§ **WHAT NEEDS TO BE DONE**
Find every line in the records below that contains the word "this", and copy each such line.

........

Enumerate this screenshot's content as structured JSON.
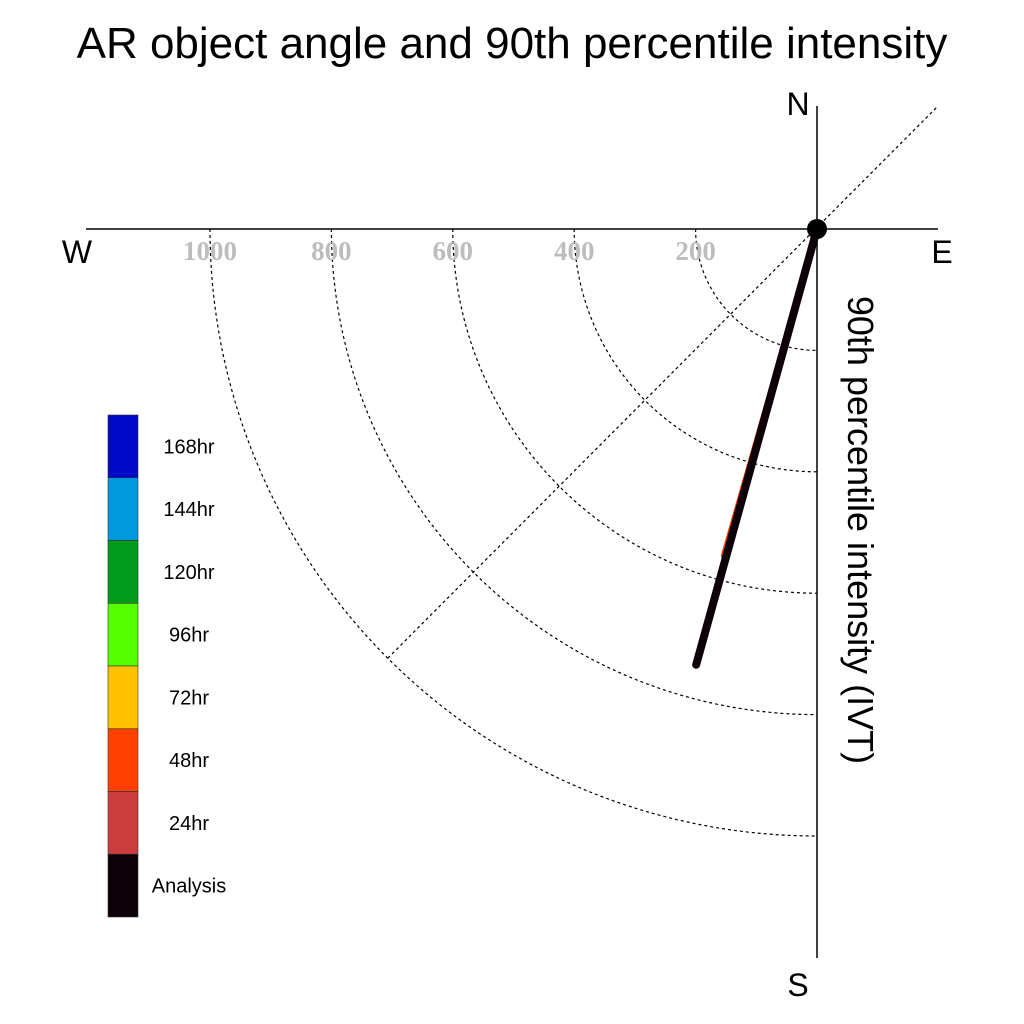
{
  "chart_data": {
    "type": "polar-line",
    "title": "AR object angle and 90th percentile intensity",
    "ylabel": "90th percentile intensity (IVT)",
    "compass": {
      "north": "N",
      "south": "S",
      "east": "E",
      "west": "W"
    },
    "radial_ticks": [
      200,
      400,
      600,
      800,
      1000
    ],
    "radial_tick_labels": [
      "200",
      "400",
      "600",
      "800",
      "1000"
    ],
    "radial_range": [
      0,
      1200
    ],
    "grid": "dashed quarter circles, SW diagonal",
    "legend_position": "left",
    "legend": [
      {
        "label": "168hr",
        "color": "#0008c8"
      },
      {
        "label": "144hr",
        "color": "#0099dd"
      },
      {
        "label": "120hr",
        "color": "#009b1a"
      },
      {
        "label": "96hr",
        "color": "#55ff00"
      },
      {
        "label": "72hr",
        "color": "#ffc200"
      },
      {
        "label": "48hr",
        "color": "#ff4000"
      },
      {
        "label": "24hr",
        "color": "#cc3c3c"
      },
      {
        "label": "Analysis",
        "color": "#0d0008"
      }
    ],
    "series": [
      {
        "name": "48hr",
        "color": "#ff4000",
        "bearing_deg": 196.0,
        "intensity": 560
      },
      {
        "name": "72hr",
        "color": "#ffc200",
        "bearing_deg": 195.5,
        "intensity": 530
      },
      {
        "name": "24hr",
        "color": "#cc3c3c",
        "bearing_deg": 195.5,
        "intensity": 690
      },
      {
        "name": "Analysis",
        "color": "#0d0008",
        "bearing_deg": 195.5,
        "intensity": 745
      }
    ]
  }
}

........

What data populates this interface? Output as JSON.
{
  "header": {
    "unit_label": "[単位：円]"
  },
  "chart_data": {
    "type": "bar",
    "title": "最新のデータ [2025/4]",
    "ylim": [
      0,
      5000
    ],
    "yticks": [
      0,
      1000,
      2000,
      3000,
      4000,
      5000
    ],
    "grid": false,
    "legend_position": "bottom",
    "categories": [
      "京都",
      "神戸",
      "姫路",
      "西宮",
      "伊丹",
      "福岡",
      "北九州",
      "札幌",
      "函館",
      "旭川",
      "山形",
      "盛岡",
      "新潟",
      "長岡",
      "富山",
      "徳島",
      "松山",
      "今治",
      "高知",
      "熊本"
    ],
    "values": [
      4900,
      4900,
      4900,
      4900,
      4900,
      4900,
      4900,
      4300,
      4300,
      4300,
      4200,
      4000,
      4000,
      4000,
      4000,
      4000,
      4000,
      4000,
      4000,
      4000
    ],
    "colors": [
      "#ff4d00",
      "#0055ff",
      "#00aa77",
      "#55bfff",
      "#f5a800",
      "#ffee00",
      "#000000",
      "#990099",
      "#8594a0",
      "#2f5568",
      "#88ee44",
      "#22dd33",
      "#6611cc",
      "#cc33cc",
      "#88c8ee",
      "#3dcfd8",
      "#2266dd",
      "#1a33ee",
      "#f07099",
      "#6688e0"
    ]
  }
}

........

§ **COMPLETE RESPONSE**
Enumerate this screenshot's content as structured JSON.
What data populates this interface? Output as JSON.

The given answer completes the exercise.